Output every record below exactly as it appears.

----

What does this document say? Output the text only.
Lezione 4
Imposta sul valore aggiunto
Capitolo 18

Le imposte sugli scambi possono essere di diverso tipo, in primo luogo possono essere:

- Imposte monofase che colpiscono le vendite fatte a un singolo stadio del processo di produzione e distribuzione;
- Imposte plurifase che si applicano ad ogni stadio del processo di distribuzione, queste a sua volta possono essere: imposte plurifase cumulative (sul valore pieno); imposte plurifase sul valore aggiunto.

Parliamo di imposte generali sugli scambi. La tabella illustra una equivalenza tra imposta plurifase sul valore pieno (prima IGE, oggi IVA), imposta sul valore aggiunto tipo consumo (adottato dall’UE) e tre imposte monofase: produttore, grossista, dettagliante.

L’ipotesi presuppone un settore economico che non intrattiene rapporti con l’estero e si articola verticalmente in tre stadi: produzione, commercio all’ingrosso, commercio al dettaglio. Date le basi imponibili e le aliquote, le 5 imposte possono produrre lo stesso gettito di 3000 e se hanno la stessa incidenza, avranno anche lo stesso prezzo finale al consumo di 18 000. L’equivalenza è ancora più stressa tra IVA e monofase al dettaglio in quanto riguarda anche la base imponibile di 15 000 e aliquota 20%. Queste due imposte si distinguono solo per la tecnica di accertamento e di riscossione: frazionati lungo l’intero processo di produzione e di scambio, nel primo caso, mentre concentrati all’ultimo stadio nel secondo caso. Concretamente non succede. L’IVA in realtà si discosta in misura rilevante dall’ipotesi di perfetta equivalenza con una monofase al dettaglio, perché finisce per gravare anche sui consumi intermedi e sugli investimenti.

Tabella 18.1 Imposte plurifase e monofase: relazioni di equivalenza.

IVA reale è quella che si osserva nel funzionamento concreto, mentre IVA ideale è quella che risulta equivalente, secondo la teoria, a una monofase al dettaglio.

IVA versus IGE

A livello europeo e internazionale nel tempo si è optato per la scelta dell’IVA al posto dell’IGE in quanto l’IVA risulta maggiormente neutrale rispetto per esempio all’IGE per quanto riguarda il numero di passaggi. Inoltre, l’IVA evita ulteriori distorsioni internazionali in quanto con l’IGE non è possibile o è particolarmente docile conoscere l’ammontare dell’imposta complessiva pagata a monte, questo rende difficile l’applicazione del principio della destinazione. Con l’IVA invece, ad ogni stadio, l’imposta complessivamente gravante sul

----

[Reply to the exercise]
What does this document say? Output the text only.
Lezione 4
Imposta sul valore aggiunto
Capitolo 18

Le imposte sugli scambi possono essere di diverso tipo, in primo luogo possono essere:

- Imposte monofase che colpiscono le vendite fatte a un singolo stadio del processo di produzione e distribuzione;
- Imposte plurifase che si applicano ad ogni stadio del processo di distribuzione, queste a sua volta possono essere: imposte plurifase cumulative (sul valore pieno); imposte plurifase sul valore aggiunto.

Parliamo di imposte generali sugli scambi. La tabella illustra una equivalenza tra imposta plurifase sul valore pieno (prima IGE, oggi IVA), imposta sul valore aggiunto tipo consumo (adottato dall’UE) e tre imposte monofase: produttore, grossista, dettagliante.

L’ipotesi presuppone un settore economico che non intrattiene rapporti con l’estero e si articola verticalmente in tre stadi: produzione, commercio all’ingrosso, commercio al dettaglio. Date le basi imponibili e le aliquote, le 5 imposte possono produrre lo stesso gettito di 3000 e se hanno la stessa incidenza, avranno anche lo stesso prezzo finale al consumo di 18 000. L’equivalenza è ancora più stressa tra IVA e monofase al dettaglio in quanto riguarda anche la base imponibile di 15 000 e aliquota 20%. Queste due imposte si distinguono solo per la tecnica di accertamento e di riscossione: frazionati lungo l’intero processo di produzione e di scambio, nel primo caso, mentre concentrati all’ultimo stadio nel secondo caso. Concretamente non succede. L’IVA in realtà si discosta in misura rilevante dall’ipotesi di perfetta equivalenza con una monofase al dettaglio, perché finisce per gravare anche sui consumi intermedi e sugli investimenti.

Tabella 18.1 Imposte plurifase e monofase: relazioni di equivalenza.

IVA reale è quella che si osserva nel funzionamento concreto, mentre IVA ideale è quella che risulta equivalente, secondo la teoria, a una monofase al dettaglio.

IVA versus IGE

A livello europeo e internazionale nel tempo si è optato per la scelta dell’IVA al posto dell’IGE in quanto l’IVA risulta maggiormente neutrale rispetto per esempio all’IGE per quanto riguarda il numero di passaggi. Inoltre, l’IVA evita ulteriori distorsioni internazionali in quanto con l’IGE non è possibile o è particolarmente docile conoscere l’ammontare dell’imposta complessiva pagata a monte, questo rende difficile l’applicazione del principio della destinazione. Con l’IVA invece, ad ogni stadio, l’imposta complessivamente gravante sul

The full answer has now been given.